GIVEN TASK: Extract every line below, verbatim.

— Begin ROWS —

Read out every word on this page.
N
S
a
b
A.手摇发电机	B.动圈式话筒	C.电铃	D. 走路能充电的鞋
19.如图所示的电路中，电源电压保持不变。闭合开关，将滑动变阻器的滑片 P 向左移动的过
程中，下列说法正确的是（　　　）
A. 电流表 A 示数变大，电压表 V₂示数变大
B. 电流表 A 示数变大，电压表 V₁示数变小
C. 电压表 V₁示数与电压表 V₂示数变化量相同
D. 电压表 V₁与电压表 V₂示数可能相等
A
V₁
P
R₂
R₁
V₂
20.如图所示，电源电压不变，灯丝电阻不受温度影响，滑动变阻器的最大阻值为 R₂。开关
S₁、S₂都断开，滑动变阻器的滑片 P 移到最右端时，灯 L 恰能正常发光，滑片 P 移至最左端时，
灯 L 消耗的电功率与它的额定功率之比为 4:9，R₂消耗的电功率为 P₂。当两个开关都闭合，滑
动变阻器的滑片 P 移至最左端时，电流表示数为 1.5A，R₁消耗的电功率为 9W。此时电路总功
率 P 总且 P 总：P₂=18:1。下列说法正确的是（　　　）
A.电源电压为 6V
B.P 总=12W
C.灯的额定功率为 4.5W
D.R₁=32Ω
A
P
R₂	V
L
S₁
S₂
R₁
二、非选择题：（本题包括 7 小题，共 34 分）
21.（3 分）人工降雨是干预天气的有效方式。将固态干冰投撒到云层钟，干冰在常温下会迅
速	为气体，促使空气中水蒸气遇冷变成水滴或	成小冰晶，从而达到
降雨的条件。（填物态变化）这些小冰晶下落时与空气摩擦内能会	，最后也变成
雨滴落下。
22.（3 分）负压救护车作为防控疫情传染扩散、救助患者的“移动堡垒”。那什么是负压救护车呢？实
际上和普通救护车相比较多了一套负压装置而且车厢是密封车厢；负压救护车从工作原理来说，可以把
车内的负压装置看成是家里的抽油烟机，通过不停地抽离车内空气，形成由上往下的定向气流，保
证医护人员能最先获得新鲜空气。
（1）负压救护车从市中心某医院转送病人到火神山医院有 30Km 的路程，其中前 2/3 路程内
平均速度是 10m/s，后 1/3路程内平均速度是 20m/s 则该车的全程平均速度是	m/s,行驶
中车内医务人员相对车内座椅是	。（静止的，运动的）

— End ROWS —

EXERCISE ANSWER:
Read out every word on this page.
N
S
a
b
A.手摇发电机	B.动圈式话筒	C.电铃	D. 走路能充电的鞋
19.如图所示的电路中，电源电压保持不变。闭合开关，将滑动变阻器的滑片 P 向左移动的过
程中，下列说法正确的是（　　　）
A. 电流表 A 示数变大，电压表 V₂示数变大
B. 电流表 A 示数变大，电压表 V₁示数变小
C. 电压表 V₁示数与电压表 V₂示数变化量相同
D. 电压表 V₁与电压表 V₂示数可能相等
A
V₁
P
R₂
R₁
V₂
20.如图所示，电源电压不变，灯丝电阻不受温度影响，滑动变阻器的最大阻值为 R₂。开关
S₁、S₂都断开，滑动变阻器的滑片 P 移到最右端时，灯 L 恰能正常发光，滑片 P 移至最左端时，
灯 L 消耗的电功率与它的额定功率之比为 4:9，R₂消耗的电功率为 P₂。当两个开关都闭合，滑
动变阻器的滑片 P 移至最左端时，电流表示数为 1.5A，R₁消耗的电功率为 9W。此时电路总功
率 P 总且 P 总：P₂=18:1。下列说法正确的是（　　　）
A.电源电压为 6V
B.P 总=12W
C.灯的额定功率为 4.5W
D.R₁=32Ω
A
P
R₂	V
L
S₁
S₂
R₁
二、非选择题：（本题包括 7 小题，共 34 分）
21.（3 分）人工降雨是干预天气的有效方式。将固态干冰投撒到云层钟，干冰在常温下会迅
速	为气体，促使空气中水蒸气遇冷变成水滴或	成小冰晶，从而达到
降雨的条件。（填物态变化）这些小冰晶下落时与空气摩擦内能会	，最后也变成
雨滴落下。
22.（3 分）负压救护车作为防控疫情传染扩散、救助患者的“移动堡垒”。那什么是负压救护车呢？实
际上和普通救护车相比较多了一套负压装置而且车厢是密封车厢；负压救护车从工作原理来说，可以把
车内的负压装置看成是家里的抽油烟机，通过不停地抽离车内空气，形成由上往下的定向气流，保
证医护人员能最先获得新鲜空气。
（1）负压救护车从市中心某医院转送病人到火神山医院有 30Km 的路程，其中前 2/3 路程内
平均速度是 10m/s，后 1/3路程内平均速度是 20m/s 则该车的全程平均速度是	m/s,行驶
中车内医务人员相对车内座椅是	。（静止的，运动的）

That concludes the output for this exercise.